**TO BE DONE**:
Return the whole listing, keeping every character the same.

**A block of data**:
-- BEGIN --
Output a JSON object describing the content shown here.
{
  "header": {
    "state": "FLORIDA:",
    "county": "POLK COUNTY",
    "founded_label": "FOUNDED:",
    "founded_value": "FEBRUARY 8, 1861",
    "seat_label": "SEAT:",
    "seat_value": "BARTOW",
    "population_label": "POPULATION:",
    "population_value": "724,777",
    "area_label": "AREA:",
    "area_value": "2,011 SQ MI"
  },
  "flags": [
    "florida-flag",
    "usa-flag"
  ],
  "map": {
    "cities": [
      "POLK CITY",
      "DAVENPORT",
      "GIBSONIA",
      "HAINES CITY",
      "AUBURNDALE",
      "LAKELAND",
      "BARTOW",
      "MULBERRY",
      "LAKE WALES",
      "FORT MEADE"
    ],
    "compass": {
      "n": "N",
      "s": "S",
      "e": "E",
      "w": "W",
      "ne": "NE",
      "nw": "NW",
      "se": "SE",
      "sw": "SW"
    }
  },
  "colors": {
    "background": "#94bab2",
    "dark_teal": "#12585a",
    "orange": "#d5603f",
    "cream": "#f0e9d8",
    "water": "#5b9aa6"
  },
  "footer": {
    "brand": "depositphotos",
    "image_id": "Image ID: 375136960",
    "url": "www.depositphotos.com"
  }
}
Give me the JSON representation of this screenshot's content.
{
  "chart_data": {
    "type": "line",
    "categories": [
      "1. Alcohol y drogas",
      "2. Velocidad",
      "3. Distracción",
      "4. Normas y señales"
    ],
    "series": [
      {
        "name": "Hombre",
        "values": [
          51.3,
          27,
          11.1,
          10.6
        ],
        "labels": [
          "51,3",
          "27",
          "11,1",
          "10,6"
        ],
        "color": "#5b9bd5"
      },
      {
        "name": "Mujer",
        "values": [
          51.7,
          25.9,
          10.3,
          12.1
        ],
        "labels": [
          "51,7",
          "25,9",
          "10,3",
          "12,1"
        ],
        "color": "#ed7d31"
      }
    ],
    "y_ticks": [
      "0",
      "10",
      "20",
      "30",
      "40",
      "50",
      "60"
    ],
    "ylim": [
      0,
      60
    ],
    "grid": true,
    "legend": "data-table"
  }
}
-- END --
**FULL RESPONSE**:
Output a JSON object describing the content shown here.
{
  "header": {
    "state": "FLORIDA:",
    "county": "POLK COUNTY",
    "founded_label": "FOUNDED:",
    "founded_value": "FEBRUARY 8, 1861",
    "seat_label": "SEAT:",
    "seat_value": "BARTOW",
    "population_label": "POPULATION:",
    "population_value": "724,777",
    "area_label": "AREA:",
    "area_value": "2,011 SQ MI"
  },
  "flags": [
    "florida-flag",
    "usa-flag"
  ],
  "map": {
    "cities": [
      "POLK CITY",
      "DAVENPORT",
      "GIBSONIA",
      "HAINES CITY",
      "AUBURNDALE",
      "LAKELAND",
      "BARTOW",
      "MULBERRY",
      "LAKE WALES",
      "FORT MEADE"
    ],
    "compass": {
      "n": "N",
      "s": "S",
      "e": "E",
      "w": "W",
      "ne": "NE",
      "nw": "NW",
      "se": "SE",
      "sw": "SW"
    }
  },
  "colors": {
    "background": "#94bab2",
    "dark_teal": "#12585a",
    "orange": "#d5603f",
    "cream": "#f0e9d8",
    "water": "#5b9aa6"
  },
  "footer": {
    "brand": "depositphotos",
    "image_id": "Image ID: 375136960",
    "url": "www.depositphotos.com"
  }
}
Give me the JSON representation of this screenshot's content.
{
  "chart_data": {
    "type": "line",
    "categories": [
      "1. Alcohol y drogas",
      "2. Velocidad",
      "3. Distracción",
      "4. Normas y señales"
    ],
    "series": [
      {
        "name": "Hombre",
        "values": [
          51.3,
          27,
          11.1,
          10.6
        ],
        "labels": [
          "51,3",
          "27",
          "11,1",
          "10,6"
        ],
        "color": "#5b9bd5"
      },
      {
        "name": "Mujer",
        "values": [
          51.7,
          25.9,
          10.3,
          12.1
        ],
        "labels": [
          "51,7",
          "25,9",
          "10,3",
          "12,1"
        ],
        "color": "#ed7d31"
      }
    ],
    "y_ticks": [
      "0",
      "10",
      "20",
      "30",
      "40",
      "50",
      "60"
    ],
    "ylim": [
      0,
      60
    ],
    "grid": true,
    "legend": "data-table"
  }
}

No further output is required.